* **What you have to do**:
Please write out the material that follows, exactly as it stands.

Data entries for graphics
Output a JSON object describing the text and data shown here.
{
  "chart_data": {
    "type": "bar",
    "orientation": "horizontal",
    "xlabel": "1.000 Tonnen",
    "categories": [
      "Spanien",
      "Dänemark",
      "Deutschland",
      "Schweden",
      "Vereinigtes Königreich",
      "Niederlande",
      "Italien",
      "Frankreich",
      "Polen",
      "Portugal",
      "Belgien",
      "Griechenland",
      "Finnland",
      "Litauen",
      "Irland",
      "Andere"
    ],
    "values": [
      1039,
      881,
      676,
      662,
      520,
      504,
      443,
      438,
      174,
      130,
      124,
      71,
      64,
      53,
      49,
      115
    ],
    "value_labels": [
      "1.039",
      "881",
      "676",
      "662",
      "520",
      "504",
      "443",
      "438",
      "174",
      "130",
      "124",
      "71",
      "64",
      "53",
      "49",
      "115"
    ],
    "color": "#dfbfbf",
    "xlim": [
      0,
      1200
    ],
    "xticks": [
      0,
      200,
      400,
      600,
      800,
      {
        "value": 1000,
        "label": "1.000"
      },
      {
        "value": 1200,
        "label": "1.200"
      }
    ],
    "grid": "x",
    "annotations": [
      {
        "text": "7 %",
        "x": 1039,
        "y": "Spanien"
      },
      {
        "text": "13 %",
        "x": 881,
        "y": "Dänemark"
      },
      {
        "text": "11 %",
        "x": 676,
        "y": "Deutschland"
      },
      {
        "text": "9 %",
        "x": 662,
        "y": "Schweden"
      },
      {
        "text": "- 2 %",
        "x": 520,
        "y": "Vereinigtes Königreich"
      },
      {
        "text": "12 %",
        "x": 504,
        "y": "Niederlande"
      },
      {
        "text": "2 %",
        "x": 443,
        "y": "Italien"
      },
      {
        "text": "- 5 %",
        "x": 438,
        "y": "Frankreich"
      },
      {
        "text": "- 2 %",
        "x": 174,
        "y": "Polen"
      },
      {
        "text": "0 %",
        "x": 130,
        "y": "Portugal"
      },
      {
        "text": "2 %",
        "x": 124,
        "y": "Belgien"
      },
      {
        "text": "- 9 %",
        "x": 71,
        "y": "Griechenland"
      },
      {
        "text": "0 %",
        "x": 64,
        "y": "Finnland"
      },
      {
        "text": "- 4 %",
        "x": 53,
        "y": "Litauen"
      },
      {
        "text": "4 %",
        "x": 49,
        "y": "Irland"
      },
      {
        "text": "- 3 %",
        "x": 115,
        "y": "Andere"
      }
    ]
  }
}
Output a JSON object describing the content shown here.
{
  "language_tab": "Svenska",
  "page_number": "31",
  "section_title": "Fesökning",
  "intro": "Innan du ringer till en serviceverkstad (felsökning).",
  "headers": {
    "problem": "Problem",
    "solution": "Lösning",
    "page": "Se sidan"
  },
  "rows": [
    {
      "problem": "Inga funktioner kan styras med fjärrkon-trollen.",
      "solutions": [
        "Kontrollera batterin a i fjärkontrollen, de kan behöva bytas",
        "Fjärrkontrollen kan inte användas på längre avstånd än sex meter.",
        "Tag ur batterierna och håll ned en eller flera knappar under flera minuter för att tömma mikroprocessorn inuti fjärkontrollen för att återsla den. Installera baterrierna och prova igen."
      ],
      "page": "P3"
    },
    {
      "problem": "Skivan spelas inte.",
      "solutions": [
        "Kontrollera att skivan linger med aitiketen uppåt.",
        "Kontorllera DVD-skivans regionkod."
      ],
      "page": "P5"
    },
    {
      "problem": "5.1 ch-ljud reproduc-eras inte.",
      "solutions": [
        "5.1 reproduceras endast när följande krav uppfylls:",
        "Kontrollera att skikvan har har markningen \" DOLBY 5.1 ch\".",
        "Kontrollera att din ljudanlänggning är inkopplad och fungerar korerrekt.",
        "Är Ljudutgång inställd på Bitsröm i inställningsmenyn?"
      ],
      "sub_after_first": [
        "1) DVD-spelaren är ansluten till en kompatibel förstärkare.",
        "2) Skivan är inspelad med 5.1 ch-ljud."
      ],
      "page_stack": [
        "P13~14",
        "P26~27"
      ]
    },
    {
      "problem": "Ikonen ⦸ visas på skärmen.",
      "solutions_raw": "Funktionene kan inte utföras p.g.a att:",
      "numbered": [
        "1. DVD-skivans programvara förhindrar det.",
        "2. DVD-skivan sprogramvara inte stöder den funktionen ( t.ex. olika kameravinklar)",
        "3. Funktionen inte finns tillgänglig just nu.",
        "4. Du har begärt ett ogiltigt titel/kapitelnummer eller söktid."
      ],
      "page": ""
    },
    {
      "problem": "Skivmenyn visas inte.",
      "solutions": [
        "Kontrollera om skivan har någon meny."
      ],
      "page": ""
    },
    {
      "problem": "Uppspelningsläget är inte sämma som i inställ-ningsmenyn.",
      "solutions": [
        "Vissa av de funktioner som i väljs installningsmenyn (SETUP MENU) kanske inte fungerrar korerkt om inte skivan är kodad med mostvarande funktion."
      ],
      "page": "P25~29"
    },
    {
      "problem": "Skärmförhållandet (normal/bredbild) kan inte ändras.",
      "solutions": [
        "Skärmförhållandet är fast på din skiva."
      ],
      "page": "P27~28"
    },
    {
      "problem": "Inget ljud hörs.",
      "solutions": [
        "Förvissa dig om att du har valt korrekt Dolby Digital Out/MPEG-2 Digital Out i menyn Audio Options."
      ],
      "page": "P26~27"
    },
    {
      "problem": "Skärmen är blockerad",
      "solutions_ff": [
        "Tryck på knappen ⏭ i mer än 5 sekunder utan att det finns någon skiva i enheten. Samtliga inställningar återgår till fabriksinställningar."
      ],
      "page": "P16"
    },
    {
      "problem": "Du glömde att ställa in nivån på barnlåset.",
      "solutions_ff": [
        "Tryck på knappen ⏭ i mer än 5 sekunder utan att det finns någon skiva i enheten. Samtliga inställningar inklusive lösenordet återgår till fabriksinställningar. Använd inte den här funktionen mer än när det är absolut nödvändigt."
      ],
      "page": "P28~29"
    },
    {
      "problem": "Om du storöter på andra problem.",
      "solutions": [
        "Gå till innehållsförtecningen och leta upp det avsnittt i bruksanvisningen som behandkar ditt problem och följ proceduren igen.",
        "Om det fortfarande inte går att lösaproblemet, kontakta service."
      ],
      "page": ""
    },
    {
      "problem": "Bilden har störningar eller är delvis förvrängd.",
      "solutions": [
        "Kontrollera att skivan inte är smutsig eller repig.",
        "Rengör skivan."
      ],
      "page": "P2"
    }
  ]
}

* **Output of the exercise**:
Output a JSON object describing the text and data shown here.
{
  "chart_data": {
    "type": "bar",
    "orientation": "horizontal",
    "xlabel": "1.000 Tonnen",
    "categories": [
      "Spanien",
      "Dänemark",
      "Deutschland",
      "Schweden",
      "Vereinigtes Königreich",
      "Niederlande",
      "Italien",
      "Frankreich",
      "Polen",
      "Portugal",
      "Belgien",
      "Griechenland",
      "Finnland",
      "Litauen",
      "Irland",
      "Andere"
    ],
    "values": [
      1039,
      881,
      676,
      662,
      520,
      504,
      443,
      438,
      174,
      130,
      124,
      71,
      64,
      53,
      49,
      115
    ],
    "value_labels": [
      "1.039",
      "881",
      "676",
      "662",
      "520",
      "504",
      "443",
      "438",
      "174",
      "130",
      "124",
      "71",
      "64",
      "53",
      "49",
      "115"
    ],
    "color": "#dfbfbf",
    "xlim": [
      0,
      1200
    ],
    "xticks": [
      0,
      200,
      400,
      600,
      800,
      {
        "value": 1000,
        "label": "1.000"
      },
      {
        "value": 1200,
        "label": "1.200"
      }
    ],
    "grid": "x",
    "annotations": [
      {
        "text": "7 %",
        "x": 1039,
        "y": "Spanien"
      },
      {
        "text": "13 %",
        "x": 881,
        "y": "Dänemark"
      },
      {
        "text": "11 %",
        "x": 676,
        "y": "Deutschland"
      },
      {
        "text": "9 %",
        "x": 662,
        "y": "Schweden"
      },
      {
        "text": "- 2 %",
        "x": 520,
        "y": "Vereinigtes Königreich"
      },
      {
        "text": "12 %",
        "x": 504,
        "y": "Niederlande"
      },
      {
        "text": "2 %",
        "x": 443,
        "y": "Italien"
      },
      {
        "text": "- 5 %",
        "x": 438,
        "y": "Frankreich"
      },
      {
        "text": "- 2 %",
        "x": 174,
        "y": "Polen"
      },
      {
        "text": "0 %",
        "x": 130,
        "y": "Portugal"
      },
      {
        "text": "2 %",
        "x": 124,
        "y": "Belgien"
      },
      {
        "text": "- 9 %",
        "x": 71,
        "y": "Griechenland"
      },
      {
        "text": "0 %",
        "x": 64,
        "y": "Finnland"
      },
      {
        "text": "- 4 %",
        "x": 53,
        "y": "Litauen"
      },
      {
        "text": "4 %",
        "x": 49,
        "y": "Irland"
      },
      {
        "text": "- 3 %",
        "x": 115,
        "y": "Andere"
      }
    ]
  }
}
Output a JSON object describing the content shown here.
{
  "language_tab": "Svenska",
  "page_number": "31",
  "section_title": "Fesökning",
  "intro": "Innan du ringer till en serviceverkstad (felsökning).",
  "headers": {
    "problem": "Problem",
    "solution": "Lösning",
    "page": "Se sidan"
  },
  "rows": [
    {
      "problem": "Inga funktioner kan styras med fjärrkon-trollen.",
      "solutions": [
        "Kontrollera batterin a i fjärkontrollen, de kan behöva bytas",
        "Fjärrkontrollen kan inte användas på längre avstånd än sex meter.",
        "Tag ur batterierna och håll ned en eller flera knappar under flera minuter för att tömma mikroprocessorn inuti fjärkontrollen för att återsla den. Installera baterrierna och prova igen."
      ],
      "page": "P3"
    },
    {
      "problem": "Skivan spelas inte.",
      "solutions": [
        "Kontrollera att skivan linger med aitiketen uppåt.",
        "Kontorllera DVD-skivans regionkod."
      ],
      "page": "P5"
    },
    {
      "problem": "5.1 ch-ljud reproduc-eras inte.",
      "solutions": [
        "5.1 reproduceras endast när följande krav uppfylls:",
        "Kontrollera att skikvan har har markningen \" DOLBY 5.1 ch\".",
        "Kontrollera att din ljudanlänggning är inkopplad och fungerar korerrekt.",
        "Är Ljudutgång inställd på Bitsröm i inställningsmenyn?"
      ],
      "sub_after_first": [
        "1) DVD-spelaren är ansluten till en kompatibel förstärkare.",
        "2) Skivan är inspelad med 5.1 ch-ljud."
      ],
      "page_stack": [
        "P13~14",
        "P26~27"
      ]
    },
    {
      "problem": "Ikonen ⦸ visas på skärmen.",
      "solutions_raw": "Funktionene kan inte utföras p.g.a att:",
      "numbered": [
        "1. DVD-skivans programvara förhindrar det.",
        "2. DVD-skivan sprogramvara inte stöder den funktionen ( t.ex. olika kameravinklar)",
        "3. Funktionen inte finns tillgänglig just nu.",
        "4. Du har begärt ett ogiltigt titel/kapitelnummer eller söktid."
      ],
      "page": ""
    },
    {
      "problem": "Skivmenyn visas inte.",
      "solutions": [
        "Kontrollera om skivan har någon meny."
      ],
      "page": ""
    },
    {
      "problem": "Uppspelningsläget är inte sämma som i inställ-ningsmenyn.",
      "solutions": [
        "Vissa av de funktioner som i väljs installningsmenyn (SETUP MENU) kanske inte fungerrar korerkt om inte skivan är kodad med mostvarande funktion."
      ],
      "page": "P25~29"
    },
    {
      "problem": "Skärmförhållandet (normal/bredbild) kan inte ändras.",
      "solutions": [
        "Skärmförhållandet är fast på din skiva."
      ],
      "page": "P27~28"
    },
    {
      "problem": "Inget ljud hörs.",
      "solutions": [
        "Förvissa dig om att du har valt korrekt Dolby Digital Out/MPEG-2 Digital Out i menyn Audio Options."
      ],
      "page": "P26~27"
    },
    {
      "problem": "Skärmen är blockerad",
      "solutions_ff": [
        "Tryck på knappen ⏭ i mer än 5 sekunder utan att det finns någon skiva i enheten. Samtliga inställningar återgår till fabriksinställningar."
      ],
      "page": "P16"
    },
    {
      "problem": "Du glömde att ställa in nivån på barnlåset.",
      "solutions_ff": [
        "Tryck på knappen ⏭ i mer än 5 sekunder utan att det finns någon skiva i enheten. Samtliga inställningar inklusive lösenordet återgår till fabriksinställningar. Använd inte den här funktionen mer än när det är absolut nödvändigt."
      ],
      "page": "P28~29"
    },
    {
      "problem": "Om du storöter på andra problem.",
      "solutions": [
        "Gå till innehållsförtecningen och leta upp det avsnittt i bruksanvisningen som behandkar ditt problem och följ proceduren igen.",
        "Om det fortfarande inte går att lösaproblemet, kontakta service."
      ],
      "page": ""
    },
    {
      "problem": "Bilden har störningar eller är delvis förvrängd.",
      "solutions": [
        "Kontrollera att skivan inte är smutsig eller repig.",
        "Rengör skivan."
      ],
      "page": "P2"
    }
  ]
}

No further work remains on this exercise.